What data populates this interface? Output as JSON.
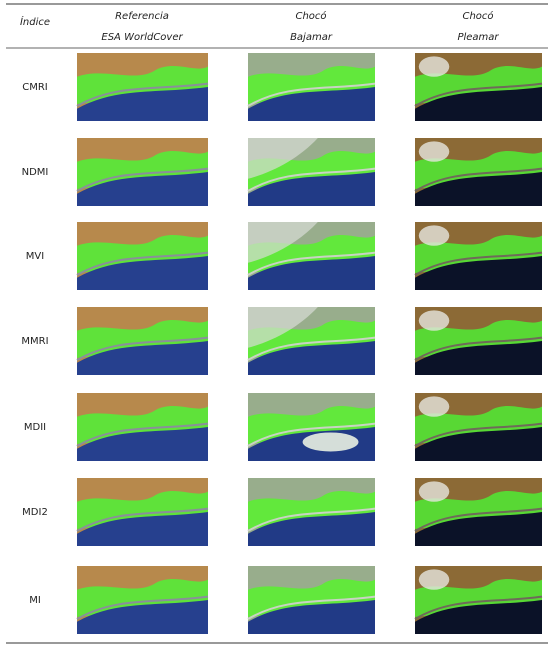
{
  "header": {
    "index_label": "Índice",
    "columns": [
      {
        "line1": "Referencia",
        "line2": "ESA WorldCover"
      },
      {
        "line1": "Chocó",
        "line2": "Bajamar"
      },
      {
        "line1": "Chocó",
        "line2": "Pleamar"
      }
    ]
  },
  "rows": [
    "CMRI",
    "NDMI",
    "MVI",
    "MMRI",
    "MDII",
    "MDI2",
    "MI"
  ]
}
_ _ _
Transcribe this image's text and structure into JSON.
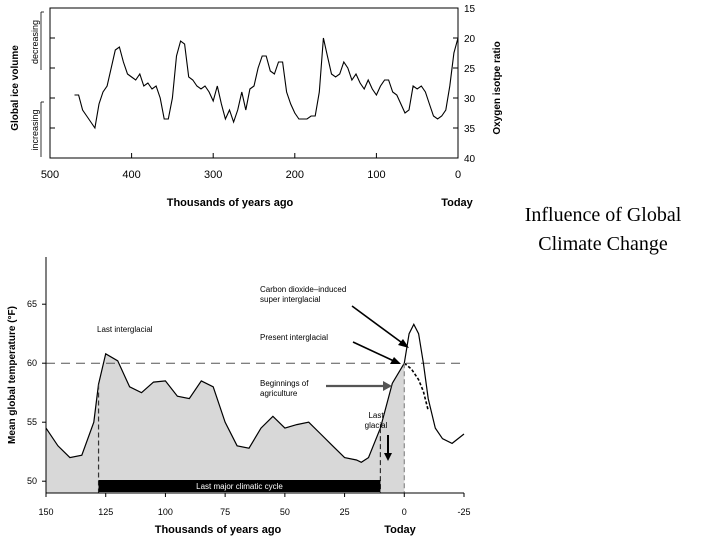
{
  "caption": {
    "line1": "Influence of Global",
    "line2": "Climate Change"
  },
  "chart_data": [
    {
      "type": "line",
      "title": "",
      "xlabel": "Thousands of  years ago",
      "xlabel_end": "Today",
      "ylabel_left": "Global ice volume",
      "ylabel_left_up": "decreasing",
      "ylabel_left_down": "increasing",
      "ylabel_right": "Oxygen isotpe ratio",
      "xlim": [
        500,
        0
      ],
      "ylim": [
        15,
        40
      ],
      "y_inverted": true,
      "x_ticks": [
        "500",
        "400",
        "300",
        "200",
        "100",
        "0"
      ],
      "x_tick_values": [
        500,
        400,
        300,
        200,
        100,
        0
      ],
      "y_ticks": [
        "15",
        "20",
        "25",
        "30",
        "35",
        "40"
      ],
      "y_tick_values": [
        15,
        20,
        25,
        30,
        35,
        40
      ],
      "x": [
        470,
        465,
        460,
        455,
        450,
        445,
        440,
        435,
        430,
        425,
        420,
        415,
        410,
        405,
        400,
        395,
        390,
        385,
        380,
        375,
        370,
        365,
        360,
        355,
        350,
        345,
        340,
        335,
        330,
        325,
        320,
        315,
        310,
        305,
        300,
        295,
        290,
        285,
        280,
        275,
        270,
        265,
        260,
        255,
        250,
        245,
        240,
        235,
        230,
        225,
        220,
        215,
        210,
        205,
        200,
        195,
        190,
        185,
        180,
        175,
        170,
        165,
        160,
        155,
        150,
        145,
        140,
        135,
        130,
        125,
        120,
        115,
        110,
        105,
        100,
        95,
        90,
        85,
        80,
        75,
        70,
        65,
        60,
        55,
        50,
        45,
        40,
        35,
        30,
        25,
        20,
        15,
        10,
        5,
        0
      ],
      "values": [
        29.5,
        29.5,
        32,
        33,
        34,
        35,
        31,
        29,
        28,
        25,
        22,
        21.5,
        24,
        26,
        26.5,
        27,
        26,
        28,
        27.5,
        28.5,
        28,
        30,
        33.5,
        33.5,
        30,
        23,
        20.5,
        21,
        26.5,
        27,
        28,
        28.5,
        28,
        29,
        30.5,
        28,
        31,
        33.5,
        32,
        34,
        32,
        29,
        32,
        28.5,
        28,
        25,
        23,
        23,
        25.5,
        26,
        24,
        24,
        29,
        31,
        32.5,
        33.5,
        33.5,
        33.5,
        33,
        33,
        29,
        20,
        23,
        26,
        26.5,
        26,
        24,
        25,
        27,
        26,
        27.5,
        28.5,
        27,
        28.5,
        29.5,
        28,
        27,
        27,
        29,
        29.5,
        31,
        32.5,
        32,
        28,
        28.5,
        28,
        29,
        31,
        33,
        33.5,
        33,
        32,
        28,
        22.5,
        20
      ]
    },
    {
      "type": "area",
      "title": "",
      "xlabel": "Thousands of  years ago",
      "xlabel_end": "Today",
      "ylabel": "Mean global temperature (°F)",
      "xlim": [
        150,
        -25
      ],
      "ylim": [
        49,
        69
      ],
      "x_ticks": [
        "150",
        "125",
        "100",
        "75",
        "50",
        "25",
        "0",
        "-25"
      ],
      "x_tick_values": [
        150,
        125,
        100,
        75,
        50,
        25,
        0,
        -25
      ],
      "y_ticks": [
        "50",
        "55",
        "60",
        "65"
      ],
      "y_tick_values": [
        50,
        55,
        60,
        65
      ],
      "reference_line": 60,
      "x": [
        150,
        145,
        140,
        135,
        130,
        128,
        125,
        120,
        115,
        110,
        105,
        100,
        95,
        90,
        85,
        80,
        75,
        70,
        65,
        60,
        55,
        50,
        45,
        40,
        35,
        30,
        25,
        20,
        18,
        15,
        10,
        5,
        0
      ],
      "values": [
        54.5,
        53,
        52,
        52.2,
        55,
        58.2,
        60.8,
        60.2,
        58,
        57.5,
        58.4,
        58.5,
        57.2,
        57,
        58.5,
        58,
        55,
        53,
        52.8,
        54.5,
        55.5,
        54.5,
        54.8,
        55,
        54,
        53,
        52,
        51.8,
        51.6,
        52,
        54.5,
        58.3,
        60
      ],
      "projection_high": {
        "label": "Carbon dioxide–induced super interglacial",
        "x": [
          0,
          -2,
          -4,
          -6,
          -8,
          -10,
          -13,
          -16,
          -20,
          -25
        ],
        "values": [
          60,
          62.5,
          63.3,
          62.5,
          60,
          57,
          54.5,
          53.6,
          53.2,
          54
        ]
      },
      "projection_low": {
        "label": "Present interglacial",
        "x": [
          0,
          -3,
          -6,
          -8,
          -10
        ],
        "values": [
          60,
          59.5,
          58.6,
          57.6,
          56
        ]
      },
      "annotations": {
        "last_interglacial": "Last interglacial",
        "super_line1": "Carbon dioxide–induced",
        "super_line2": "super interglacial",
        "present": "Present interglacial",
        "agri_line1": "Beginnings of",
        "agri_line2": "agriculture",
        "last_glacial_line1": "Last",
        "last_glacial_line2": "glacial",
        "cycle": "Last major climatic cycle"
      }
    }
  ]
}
_ _ _
- **BRIEF**: Look through the data and show every line containing "Carbon".

- **ANSWER FOR THIS EXERCISE**:
        "label": "Carbon dioxide–induced super interglacial",
        "super_line1": "Carbon dioxide–induced",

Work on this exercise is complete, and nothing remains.